Determine the count of lines holding the string "JSON". Return only the number.

GIVEN ENTRIES
#####
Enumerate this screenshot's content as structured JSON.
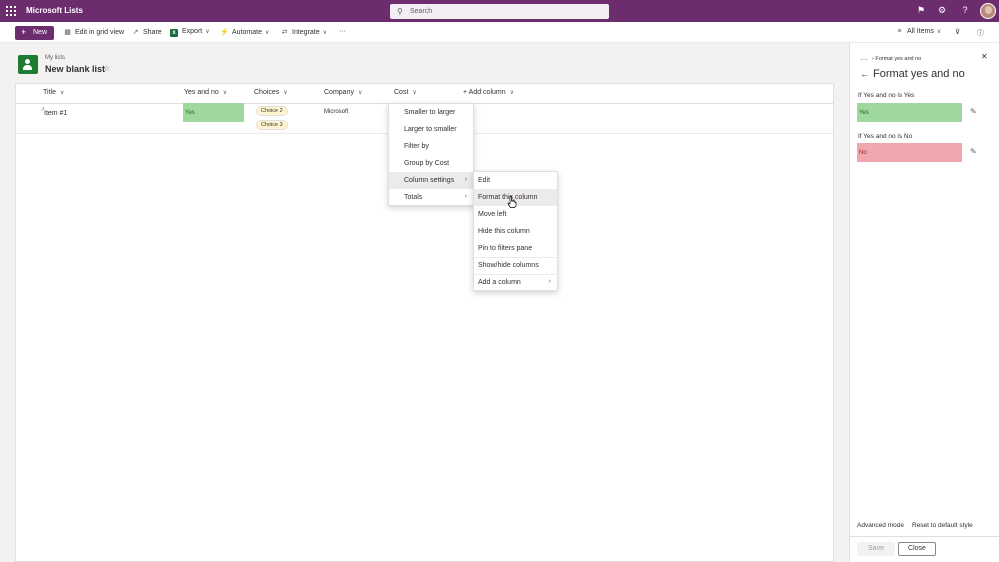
{
  "app": {
    "title": "Microsoft Lists",
    "search_placeholder": "Search",
    "brand_color": "#6c2d6e"
  },
  "topbar_icons": [
    "flag-icon",
    "gear-icon",
    "help-icon"
  ],
  "commandbar": {
    "new_label": "New",
    "edit_grid_label": "Edit in grid view",
    "share_label": "Share",
    "export_label": "Export",
    "automate_label": "Automate",
    "integrate_label": "Integrate",
    "more_label": "···",
    "view_label": "All Items"
  },
  "list": {
    "breadcrumb": "My lists",
    "title": "New blank list",
    "columns": [
      "Title",
      "Yes and no",
      "Choices",
      "Company",
      "Cost",
      "Add column"
    ],
    "rows": [
      {
        "title": "Item #1",
        "yes_and_no": "Yes",
        "choices": [
          "Choice 2",
          "Choice 3"
        ],
        "company": "Microsoft",
        "cost": ""
      }
    ]
  },
  "column_menu": {
    "items": [
      "Smaller to larger",
      "Larger to smaller",
      "Filter by",
      "Group by Cost",
      "Column settings",
      "Totals"
    ]
  },
  "column_settings_submenu": {
    "items": [
      "Edit",
      "Format this column",
      "Move left",
      "Hide this column",
      "Pin to filters pane",
      "Show/hide columns",
      "Add a column"
    ]
  },
  "format_panel": {
    "breadcrumb_dots": "···",
    "breadcrumb": "Format yes and no",
    "title": "Format yes and no",
    "rules": [
      {
        "label": "If Yes and no is Yes",
        "value": "Yes",
        "color": "#9fd89f",
        "text_color": "#0e700e"
      },
      {
        "label": "If Yes and no is No",
        "value": "No",
        "color": "#f1a7af",
        "text_color": "#a4262c"
      }
    ],
    "advanced_mode": "Advanced mode",
    "reset": "Reset to default style",
    "save": "Save",
    "close": "Close"
  }
}
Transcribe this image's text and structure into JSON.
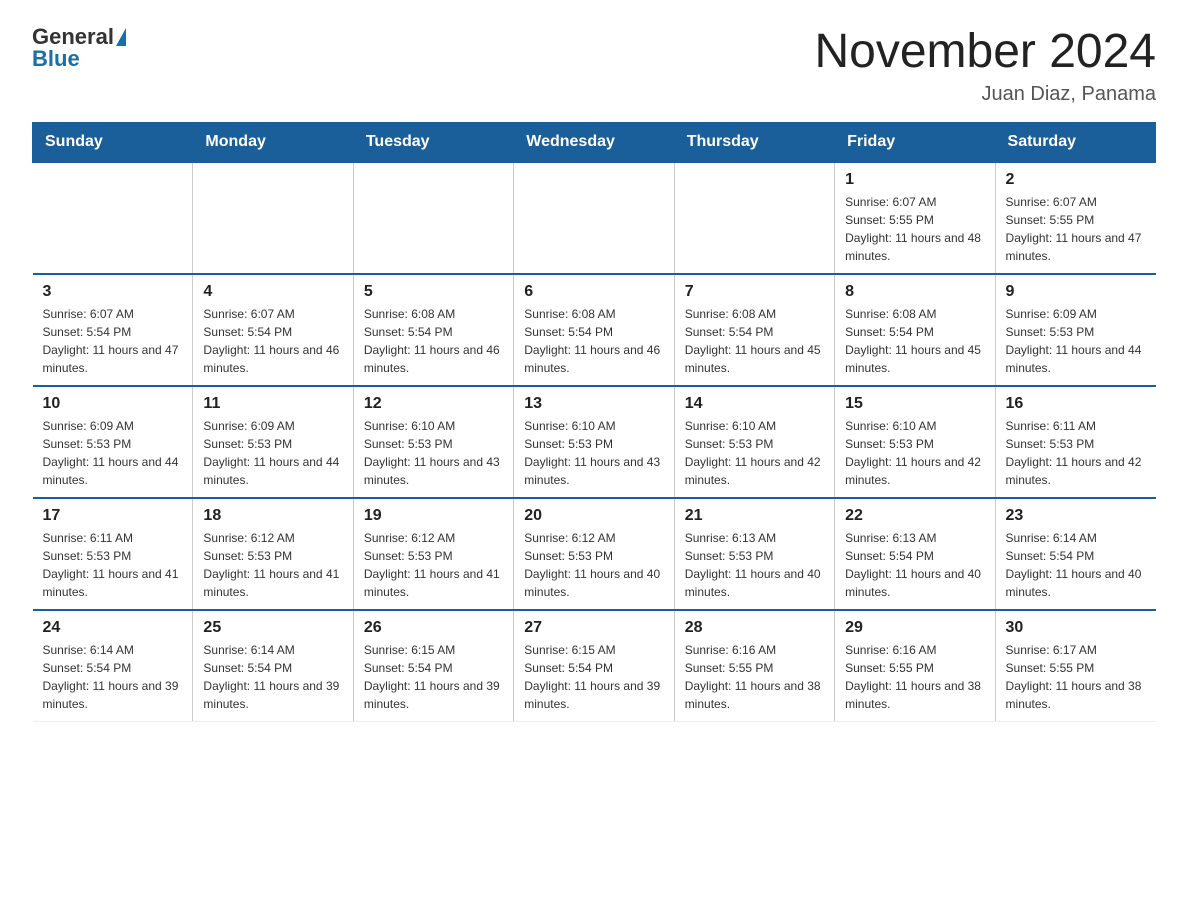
{
  "logo": {
    "general": "General",
    "blue": "Blue"
  },
  "title": "November 2024",
  "subtitle": "Juan Diaz, Panama",
  "days_of_week": [
    "Sunday",
    "Monday",
    "Tuesday",
    "Wednesday",
    "Thursday",
    "Friday",
    "Saturday"
  ],
  "weeks": [
    [
      {
        "day": "",
        "info": ""
      },
      {
        "day": "",
        "info": ""
      },
      {
        "day": "",
        "info": ""
      },
      {
        "day": "",
        "info": ""
      },
      {
        "day": "",
        "info": ""
      },
      {
        "day": "1",
        "info": "Sunrise: 6:07 AM\nSunset: 5:55 PM\nDaylight: 11 hours and 48 minutes."
      },
      {
        "day": "2",
        "info": "Sunrise: 6:07 AM\nSunset: 5:55 PM\nDaylight: 11 hours and 47 minutes."
      }
    ],
    [
      {
        "day": "3",
        "info": "Sunrise: 6:07 AM\nSunset: 5:54 PM\nDaylight: 11 hours and 47 minutes."
      },
      {
        "day": "4",
        "info": "Sunrise: 6:07 AM\nSunset: 5:54 PM\nDaylight: 11 hours and 46 minutes."
      },
      {
        "day": "5",
        "info": "Sunrise: 6:08 AM\nSunset: 5:54 PM\nDaylight: 11 hours and 46 minutes."
      },
      {
        "day": "6",
        "info": "Sunrise: 6:08 AM\nSunset: 5:54 PM\nDaylight: 11 hours and 46 minutes."
      },
      {
        "day": "7",
        "info": "Sunrise: 6:08 AM\nSunset: 5:54 PM\nDaylight: 11 hours and 45 minutes."
      },
      {
        "day": "8",
        "info": "Sunrise: 6:08 AM\nSunset: 5:54 PM\nDaylight: 11 hours and 45 minutes."
      },
      {
        "day": "9",
        "info": "Sunrise: 6:09 AM\nSunset: 5:53 PM\nDaylight: 11 hours and 44 minutes."
      }
    ],
    [
      {
        "day": "10",
        "info": "Sunrise: 6:09 AM\nSunset: 5:53 PM\nDaylight: 11 hours and 44 minutes."
      },
      {
        "day": "11",
        "info": "Sunrise: 6:09 AM\nSunset: 5:53 PM\nDaylight: 11 hours and 44 minutes."
      },
      {
        "day": "12",
        "info": "Sunrise: 6:10 AM\nSunset: 5:53 PM\nDaylight: 11 hours and 43 minutes."
      },
      {
        "day": "13",
        "info": "Sunrise: 6:10 AM\nSunset: 5:53 PM\nDaylight: 11 hours and 43 minutes."
      },
      {
        "day": "14",
        "info": "Sunrise: 6:10 AM\nSunset: 5:53 PM\nDaylight: 11 hours and 42 minutes."
      },
      {
        "day": "15",
        "info": "Sunrise: 6:10 AM\nSunset: 5:53 PM\nDaylight: 11 hours and 42 minutes."
      },
      {
        "day": "16",
        "info": "Sunrise: 6:11 AM\nSunset: 5:53 PM\nDaylight: 11 hours and 42 minutes."
      }
    ],
    [
      {
        "day": "17",
        "info": "Sunrise: 6:11 AM\nSunset: 5:53 PM\nDaylight: 11 hours and 41 minutes."
      },
      {
        "day": "18",
        "info": "Sunrise: 6:12 AM\nSunset: 5:53 PM\nDaylight: 11 hours and 41 minutes."
      },
      {
        "day": "19",
        "info": "Sunrise: 6:12 AM\nSunset: 5:53 PM\nDaylight: 11 hours and 41 minutes."
      },
      {
        "day": "20",
        "info": "Sunrise: 6:12 AM\nSunset: 5:53 PM\nDaylight: 11 hours and 40 minutes."
      },
      {
        "day": "21",
        "info": "Sunrise: 6:13 AM\nSunset: 5:53 PM\nDaylight: 11 hours and 40 minutes."
      },
      {
        "day": "22",
        "info": "Sunrise: 6:13 AM\nSunset: 5:54 PM\nDaylight: 11 hours and 40 minutes."
      },
      {
        "day": "23",
        "info": "Sunrise: 6:14 AM\nSunset: 5:54 PM\nDaylight: 11 hours and 40 minutes."
      }
    ],
    [
      {
        "day": "24",
        "info": "Sunrise: 6:14 AM\nSunset: 5:54 PM\nDaylight: 11 hours and 39 minutes."
      },
      {
        "day": "25",
        "info": "Sunrise: 6:14 AM\nSunset: 5:54 PM\nDaylight: 11 hours and 39 minutes."
      },
      {
        "day": "26",
        "info": "Sunrise: 6:15 AM\nSunset: 5:54 PM\nDaylight: 11 hours and 39 minutes."
      },
      {
        "day": "27",
        "info": "Sunrise: 6:15 AM\nSunset: 5:54 PM\nDaylight: 11 hours and 39 minutes."
      },
      {
        "day": "28",
        "info": "Sunrise: 6:16 AM\nSunset: 5:55 PM\nDaylight: 11 hours and 38 minutes."
      },
      {
        "day": "29",
        "info": "Sunrise: 6:16 AM\nSunset: 5:55 PM\nDaylight: 11 hours and 38 minutes."
      },
      {
        "day": "30",
        "info": "Sunrise: 6:17 AM\nSunset: 5:55 PM\nDaylight: 11 hours and 38 minutes."
      }
    ]
  ]
}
#####
WRITTEN SOLUTION
2